## Records for processing:

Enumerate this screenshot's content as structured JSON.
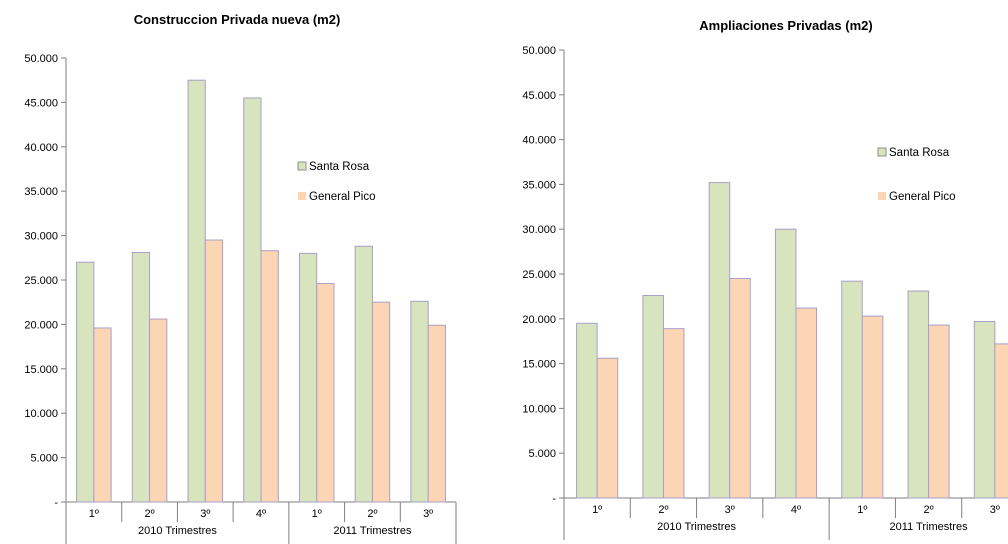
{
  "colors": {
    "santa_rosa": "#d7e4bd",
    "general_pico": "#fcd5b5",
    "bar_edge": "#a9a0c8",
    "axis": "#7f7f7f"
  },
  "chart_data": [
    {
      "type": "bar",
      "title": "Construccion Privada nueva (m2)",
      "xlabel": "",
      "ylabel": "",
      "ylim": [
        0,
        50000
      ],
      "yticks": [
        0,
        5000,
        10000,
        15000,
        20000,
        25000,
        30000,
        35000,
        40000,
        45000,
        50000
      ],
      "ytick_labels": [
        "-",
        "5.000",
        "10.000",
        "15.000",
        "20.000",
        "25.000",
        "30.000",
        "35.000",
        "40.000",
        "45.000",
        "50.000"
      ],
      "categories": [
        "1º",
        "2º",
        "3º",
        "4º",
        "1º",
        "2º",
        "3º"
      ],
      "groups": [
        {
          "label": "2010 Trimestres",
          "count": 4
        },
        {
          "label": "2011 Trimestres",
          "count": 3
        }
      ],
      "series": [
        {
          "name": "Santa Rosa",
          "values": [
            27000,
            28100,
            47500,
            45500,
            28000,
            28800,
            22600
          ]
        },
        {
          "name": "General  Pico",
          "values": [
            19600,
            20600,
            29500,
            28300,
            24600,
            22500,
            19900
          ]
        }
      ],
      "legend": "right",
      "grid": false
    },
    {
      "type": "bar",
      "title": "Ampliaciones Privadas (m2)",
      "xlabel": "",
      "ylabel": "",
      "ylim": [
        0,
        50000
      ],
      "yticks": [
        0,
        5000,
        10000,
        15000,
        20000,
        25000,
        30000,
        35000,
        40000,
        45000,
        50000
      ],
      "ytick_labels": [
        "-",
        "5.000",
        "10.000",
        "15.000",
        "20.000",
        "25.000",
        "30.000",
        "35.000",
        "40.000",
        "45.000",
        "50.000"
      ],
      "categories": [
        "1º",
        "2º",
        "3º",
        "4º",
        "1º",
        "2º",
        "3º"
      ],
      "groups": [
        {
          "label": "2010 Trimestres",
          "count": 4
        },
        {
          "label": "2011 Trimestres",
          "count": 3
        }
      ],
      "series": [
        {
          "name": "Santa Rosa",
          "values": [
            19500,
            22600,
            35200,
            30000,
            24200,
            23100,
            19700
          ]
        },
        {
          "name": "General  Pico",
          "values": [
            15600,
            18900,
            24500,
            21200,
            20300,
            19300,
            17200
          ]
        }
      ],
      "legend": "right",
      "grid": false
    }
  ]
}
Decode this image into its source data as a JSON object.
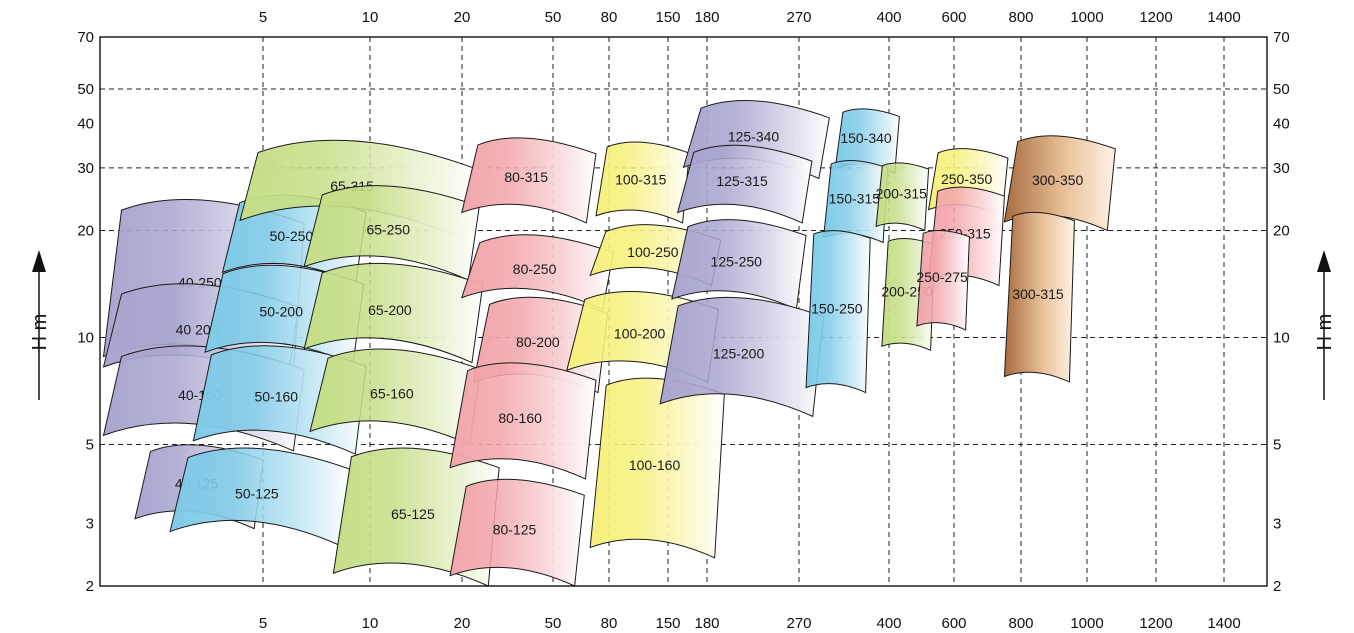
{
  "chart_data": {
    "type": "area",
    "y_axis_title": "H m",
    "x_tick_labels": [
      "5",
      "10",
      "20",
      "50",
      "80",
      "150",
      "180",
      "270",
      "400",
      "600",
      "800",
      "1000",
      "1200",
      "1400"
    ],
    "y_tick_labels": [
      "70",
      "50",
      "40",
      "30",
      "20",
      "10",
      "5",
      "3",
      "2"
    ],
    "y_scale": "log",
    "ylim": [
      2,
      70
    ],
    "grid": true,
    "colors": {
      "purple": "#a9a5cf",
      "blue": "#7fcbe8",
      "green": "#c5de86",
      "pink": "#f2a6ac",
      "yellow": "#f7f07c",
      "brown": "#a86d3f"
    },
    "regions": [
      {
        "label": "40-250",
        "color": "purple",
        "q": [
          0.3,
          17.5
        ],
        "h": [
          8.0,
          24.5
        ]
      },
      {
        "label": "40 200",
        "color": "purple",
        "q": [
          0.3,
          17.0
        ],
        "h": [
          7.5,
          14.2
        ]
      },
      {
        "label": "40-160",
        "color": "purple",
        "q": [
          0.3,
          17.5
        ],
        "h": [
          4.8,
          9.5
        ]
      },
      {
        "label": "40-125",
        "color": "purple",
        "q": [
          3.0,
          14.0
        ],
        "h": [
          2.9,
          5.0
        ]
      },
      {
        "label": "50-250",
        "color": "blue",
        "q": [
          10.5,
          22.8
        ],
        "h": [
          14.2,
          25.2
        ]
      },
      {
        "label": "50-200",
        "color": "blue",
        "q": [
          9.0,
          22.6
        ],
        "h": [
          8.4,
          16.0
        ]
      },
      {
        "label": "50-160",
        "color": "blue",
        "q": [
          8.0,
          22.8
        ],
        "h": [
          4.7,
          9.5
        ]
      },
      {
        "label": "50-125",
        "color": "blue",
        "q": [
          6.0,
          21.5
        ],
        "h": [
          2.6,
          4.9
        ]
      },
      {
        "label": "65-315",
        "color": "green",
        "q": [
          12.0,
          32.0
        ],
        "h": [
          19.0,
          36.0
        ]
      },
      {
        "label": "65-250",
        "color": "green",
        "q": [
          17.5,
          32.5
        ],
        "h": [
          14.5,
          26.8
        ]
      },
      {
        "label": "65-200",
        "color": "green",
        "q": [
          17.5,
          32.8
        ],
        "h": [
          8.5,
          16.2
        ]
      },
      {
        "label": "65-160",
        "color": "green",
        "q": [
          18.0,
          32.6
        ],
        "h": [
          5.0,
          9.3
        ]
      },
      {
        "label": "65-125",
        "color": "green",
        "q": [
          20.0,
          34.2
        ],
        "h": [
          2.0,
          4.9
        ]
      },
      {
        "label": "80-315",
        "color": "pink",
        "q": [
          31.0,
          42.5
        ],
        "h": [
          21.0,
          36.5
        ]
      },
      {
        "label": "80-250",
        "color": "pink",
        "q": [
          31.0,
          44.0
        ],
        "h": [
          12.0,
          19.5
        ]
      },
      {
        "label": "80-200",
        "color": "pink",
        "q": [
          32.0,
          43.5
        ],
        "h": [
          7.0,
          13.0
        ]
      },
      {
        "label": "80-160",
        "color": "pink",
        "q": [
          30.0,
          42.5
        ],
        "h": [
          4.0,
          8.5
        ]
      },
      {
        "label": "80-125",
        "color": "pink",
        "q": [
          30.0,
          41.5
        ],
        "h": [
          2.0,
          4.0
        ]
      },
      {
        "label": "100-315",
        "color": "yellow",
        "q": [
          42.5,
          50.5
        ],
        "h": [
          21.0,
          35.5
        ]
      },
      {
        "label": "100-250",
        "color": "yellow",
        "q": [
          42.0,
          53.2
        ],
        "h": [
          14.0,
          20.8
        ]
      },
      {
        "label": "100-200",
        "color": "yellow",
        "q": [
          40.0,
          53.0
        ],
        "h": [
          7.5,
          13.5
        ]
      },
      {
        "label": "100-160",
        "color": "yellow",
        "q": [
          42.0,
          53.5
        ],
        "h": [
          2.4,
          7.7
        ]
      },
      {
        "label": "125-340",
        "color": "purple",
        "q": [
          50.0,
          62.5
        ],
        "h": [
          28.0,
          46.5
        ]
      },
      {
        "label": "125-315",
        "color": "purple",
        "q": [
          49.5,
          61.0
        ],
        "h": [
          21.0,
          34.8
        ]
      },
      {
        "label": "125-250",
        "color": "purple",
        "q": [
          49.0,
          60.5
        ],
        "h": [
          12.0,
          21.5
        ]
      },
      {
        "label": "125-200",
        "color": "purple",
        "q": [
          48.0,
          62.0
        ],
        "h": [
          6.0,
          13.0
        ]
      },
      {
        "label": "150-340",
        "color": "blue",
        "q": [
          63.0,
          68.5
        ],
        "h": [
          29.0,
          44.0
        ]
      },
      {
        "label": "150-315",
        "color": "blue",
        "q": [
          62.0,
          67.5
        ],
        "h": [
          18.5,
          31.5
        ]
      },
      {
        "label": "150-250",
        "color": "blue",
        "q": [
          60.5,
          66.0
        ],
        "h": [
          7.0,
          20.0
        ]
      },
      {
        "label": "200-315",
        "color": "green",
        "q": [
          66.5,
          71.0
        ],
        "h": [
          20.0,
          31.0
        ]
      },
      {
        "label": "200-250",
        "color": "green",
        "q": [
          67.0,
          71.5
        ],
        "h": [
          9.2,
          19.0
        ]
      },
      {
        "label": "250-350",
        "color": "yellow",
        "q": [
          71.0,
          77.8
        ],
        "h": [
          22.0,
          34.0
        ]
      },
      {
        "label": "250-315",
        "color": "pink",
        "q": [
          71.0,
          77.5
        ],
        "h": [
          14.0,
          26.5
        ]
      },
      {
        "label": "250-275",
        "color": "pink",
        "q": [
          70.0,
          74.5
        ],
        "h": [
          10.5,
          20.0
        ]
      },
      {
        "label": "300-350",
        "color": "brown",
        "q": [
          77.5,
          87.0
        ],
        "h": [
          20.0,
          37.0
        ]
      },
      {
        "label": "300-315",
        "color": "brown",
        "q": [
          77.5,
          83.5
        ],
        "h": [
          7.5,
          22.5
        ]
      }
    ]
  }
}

## Given task:
Gather up the lines that contain the word "this".

## Expected answer:
Enumerate this screenshot's content as structured JSON.
Decode this image into its source data as a JSON object.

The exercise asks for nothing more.